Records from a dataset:

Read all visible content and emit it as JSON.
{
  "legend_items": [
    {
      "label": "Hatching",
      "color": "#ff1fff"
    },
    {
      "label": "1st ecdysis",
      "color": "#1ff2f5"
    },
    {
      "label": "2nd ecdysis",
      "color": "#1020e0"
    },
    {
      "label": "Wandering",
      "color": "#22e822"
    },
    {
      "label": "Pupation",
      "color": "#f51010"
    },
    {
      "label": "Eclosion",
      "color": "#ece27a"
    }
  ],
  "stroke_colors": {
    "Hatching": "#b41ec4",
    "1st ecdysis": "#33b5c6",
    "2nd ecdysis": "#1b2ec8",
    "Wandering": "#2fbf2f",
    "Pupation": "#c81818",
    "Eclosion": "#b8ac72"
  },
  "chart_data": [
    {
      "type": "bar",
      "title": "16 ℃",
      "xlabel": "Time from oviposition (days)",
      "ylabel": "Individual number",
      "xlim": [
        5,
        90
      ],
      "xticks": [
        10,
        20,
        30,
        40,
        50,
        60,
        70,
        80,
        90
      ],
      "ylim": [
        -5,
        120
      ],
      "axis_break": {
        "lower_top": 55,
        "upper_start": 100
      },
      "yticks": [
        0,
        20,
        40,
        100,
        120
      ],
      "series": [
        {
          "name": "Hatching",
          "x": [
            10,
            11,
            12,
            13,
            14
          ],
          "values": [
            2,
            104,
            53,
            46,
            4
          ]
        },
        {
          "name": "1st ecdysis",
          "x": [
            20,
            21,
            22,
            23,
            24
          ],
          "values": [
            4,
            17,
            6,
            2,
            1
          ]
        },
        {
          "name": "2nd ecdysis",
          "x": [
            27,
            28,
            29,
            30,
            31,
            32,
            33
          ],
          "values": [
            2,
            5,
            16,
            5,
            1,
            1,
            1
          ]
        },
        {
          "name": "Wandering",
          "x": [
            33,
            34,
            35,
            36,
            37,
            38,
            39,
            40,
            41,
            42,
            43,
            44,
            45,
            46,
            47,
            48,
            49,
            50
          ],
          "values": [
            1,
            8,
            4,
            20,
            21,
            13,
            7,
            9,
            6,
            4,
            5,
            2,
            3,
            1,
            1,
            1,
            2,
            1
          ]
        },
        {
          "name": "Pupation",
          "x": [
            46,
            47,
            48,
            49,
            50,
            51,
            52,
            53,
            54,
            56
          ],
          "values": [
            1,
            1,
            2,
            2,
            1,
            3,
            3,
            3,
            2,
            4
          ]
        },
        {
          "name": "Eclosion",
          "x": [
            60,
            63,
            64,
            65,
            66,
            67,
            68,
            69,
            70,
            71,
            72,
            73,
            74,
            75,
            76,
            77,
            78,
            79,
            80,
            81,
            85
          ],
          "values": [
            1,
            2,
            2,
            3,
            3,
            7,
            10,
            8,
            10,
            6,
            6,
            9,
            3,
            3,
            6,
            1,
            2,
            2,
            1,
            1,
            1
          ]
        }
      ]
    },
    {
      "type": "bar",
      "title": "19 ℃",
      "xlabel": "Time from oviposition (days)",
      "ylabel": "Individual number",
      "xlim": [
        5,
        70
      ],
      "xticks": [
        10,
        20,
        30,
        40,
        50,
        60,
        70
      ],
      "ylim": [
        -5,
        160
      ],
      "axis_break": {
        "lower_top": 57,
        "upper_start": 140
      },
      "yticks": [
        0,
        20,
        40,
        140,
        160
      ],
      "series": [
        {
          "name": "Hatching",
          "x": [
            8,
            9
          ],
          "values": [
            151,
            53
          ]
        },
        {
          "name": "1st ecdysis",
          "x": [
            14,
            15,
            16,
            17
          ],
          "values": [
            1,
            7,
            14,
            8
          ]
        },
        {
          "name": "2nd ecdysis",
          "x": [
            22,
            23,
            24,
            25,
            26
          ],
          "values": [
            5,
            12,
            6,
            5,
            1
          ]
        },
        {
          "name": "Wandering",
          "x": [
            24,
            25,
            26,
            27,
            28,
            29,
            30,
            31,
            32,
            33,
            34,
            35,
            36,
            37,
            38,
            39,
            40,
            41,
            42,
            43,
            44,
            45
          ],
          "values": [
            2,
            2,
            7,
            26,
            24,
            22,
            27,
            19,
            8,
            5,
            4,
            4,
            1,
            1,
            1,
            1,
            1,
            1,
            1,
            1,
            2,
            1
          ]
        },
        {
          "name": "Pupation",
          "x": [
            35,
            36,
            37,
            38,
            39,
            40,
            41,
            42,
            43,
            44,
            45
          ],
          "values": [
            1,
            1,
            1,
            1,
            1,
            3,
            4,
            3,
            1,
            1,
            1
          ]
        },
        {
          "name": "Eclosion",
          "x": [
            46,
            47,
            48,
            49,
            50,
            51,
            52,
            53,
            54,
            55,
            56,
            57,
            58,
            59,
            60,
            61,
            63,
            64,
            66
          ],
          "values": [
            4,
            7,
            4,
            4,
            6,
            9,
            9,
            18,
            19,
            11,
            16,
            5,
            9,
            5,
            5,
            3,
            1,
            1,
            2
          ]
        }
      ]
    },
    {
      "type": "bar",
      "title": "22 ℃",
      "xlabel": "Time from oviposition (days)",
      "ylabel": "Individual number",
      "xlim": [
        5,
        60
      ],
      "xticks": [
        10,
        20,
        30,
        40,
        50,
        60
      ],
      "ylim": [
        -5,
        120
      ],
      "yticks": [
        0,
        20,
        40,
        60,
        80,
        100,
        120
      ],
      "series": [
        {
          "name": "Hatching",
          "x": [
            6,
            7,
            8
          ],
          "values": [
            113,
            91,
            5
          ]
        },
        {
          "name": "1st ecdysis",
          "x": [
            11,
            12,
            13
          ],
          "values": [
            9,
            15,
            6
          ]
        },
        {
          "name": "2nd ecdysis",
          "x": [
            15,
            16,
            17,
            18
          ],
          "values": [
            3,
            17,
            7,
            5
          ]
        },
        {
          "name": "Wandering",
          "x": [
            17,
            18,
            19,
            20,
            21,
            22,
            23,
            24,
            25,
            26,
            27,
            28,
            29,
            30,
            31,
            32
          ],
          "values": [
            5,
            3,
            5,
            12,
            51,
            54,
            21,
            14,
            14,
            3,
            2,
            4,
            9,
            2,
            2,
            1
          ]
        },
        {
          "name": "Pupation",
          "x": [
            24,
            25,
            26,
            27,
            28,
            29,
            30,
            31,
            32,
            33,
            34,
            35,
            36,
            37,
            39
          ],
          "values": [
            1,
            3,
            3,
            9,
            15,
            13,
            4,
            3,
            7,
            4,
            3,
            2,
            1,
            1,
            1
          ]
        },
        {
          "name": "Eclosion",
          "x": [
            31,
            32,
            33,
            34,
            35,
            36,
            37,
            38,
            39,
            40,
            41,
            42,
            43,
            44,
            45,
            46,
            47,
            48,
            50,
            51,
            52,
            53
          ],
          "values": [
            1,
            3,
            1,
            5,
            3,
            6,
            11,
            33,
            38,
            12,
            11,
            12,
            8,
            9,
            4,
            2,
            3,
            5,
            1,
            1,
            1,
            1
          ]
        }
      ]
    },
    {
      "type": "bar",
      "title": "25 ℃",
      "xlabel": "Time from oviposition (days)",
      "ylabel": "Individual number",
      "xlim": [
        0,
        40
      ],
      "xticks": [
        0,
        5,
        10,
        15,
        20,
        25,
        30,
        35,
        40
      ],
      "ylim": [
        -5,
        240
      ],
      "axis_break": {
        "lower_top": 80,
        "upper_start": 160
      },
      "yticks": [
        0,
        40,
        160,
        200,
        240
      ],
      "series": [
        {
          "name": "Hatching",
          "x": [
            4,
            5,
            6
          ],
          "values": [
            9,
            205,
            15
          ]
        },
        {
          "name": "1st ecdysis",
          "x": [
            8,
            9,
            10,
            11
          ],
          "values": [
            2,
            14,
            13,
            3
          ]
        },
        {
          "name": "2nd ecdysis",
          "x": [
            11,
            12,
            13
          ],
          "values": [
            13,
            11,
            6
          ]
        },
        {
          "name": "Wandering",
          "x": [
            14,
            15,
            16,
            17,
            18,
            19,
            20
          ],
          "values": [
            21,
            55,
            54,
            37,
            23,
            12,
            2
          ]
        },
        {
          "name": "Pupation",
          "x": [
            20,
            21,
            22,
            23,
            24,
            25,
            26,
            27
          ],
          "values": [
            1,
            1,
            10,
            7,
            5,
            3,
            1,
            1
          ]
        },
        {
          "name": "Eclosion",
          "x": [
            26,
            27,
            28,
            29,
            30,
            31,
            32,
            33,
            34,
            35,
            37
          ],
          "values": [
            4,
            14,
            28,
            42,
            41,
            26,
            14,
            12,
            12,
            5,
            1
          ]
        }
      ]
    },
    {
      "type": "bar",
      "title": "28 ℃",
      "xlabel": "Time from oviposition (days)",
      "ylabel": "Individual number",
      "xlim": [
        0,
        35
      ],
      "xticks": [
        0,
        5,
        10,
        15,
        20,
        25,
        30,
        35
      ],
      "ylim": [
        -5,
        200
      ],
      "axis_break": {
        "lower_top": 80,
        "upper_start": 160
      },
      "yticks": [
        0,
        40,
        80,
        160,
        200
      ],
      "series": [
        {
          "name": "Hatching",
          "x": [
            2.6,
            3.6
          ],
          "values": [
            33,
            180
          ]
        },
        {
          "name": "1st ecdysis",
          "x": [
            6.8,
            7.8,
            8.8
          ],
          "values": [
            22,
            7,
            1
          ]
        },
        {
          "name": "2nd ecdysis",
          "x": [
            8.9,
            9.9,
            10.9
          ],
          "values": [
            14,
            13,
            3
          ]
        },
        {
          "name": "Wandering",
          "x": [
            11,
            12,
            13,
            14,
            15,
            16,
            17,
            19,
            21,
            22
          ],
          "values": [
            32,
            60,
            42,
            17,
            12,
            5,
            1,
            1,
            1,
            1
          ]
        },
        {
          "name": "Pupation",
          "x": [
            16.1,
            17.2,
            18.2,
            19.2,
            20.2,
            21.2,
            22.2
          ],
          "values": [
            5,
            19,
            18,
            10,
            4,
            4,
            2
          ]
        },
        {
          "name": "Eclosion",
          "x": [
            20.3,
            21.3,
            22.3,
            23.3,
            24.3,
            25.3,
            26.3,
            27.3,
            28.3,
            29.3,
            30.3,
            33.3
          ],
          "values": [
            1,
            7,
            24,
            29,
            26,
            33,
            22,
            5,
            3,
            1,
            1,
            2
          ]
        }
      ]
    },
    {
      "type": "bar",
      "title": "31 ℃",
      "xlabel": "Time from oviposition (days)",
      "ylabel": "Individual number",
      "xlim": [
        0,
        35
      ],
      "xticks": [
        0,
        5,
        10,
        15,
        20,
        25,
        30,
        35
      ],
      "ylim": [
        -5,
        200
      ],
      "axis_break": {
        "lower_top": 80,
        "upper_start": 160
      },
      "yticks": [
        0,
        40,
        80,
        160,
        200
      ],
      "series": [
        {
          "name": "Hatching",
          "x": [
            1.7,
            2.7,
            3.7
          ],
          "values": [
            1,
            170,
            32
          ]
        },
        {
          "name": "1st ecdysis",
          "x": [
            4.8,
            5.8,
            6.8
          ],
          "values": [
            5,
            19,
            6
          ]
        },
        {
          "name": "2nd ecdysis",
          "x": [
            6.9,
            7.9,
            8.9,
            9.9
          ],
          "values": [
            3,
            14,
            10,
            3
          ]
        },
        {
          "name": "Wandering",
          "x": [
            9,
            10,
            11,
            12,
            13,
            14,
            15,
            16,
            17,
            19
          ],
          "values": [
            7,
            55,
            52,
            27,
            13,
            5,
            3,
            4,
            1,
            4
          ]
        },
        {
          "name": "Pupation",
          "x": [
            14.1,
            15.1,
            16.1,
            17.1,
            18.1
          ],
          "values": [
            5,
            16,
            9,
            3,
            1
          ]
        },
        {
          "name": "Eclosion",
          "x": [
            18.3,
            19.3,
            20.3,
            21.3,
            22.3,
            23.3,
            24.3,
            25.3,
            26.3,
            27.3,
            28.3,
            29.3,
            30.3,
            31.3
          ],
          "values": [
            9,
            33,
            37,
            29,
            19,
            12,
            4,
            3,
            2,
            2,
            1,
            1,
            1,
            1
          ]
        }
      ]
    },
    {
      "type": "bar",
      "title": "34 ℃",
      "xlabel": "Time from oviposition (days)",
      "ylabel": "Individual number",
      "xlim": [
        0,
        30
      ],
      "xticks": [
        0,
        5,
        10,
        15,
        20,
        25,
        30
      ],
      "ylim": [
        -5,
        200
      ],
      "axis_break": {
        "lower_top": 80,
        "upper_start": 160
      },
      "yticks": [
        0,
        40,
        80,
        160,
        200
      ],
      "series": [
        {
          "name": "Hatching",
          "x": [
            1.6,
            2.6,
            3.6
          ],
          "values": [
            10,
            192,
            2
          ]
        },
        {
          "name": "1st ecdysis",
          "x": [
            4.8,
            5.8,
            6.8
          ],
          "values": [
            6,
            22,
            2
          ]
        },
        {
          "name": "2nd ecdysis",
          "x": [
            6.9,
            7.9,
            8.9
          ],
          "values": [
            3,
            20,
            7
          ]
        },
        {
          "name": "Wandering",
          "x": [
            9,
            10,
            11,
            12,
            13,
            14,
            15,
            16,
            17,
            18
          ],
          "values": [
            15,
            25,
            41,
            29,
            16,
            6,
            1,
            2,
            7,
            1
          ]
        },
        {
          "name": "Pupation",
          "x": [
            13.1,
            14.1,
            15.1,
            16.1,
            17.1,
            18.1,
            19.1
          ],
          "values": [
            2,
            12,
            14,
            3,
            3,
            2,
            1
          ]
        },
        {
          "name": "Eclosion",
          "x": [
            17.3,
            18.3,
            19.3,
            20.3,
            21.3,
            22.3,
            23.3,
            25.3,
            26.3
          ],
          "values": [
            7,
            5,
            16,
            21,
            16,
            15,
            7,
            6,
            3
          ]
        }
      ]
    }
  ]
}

EXERCISE:
List all lines where "title" occurs.

WORKED ANSWER:
      "title": "16 ℃",
      "title": "19 ℃",
      "title": "22 ℃",
      "title": "25 ℃",
      "title": "28 ℃",
      "title": "31 ℃",
      "title": "34 ℃",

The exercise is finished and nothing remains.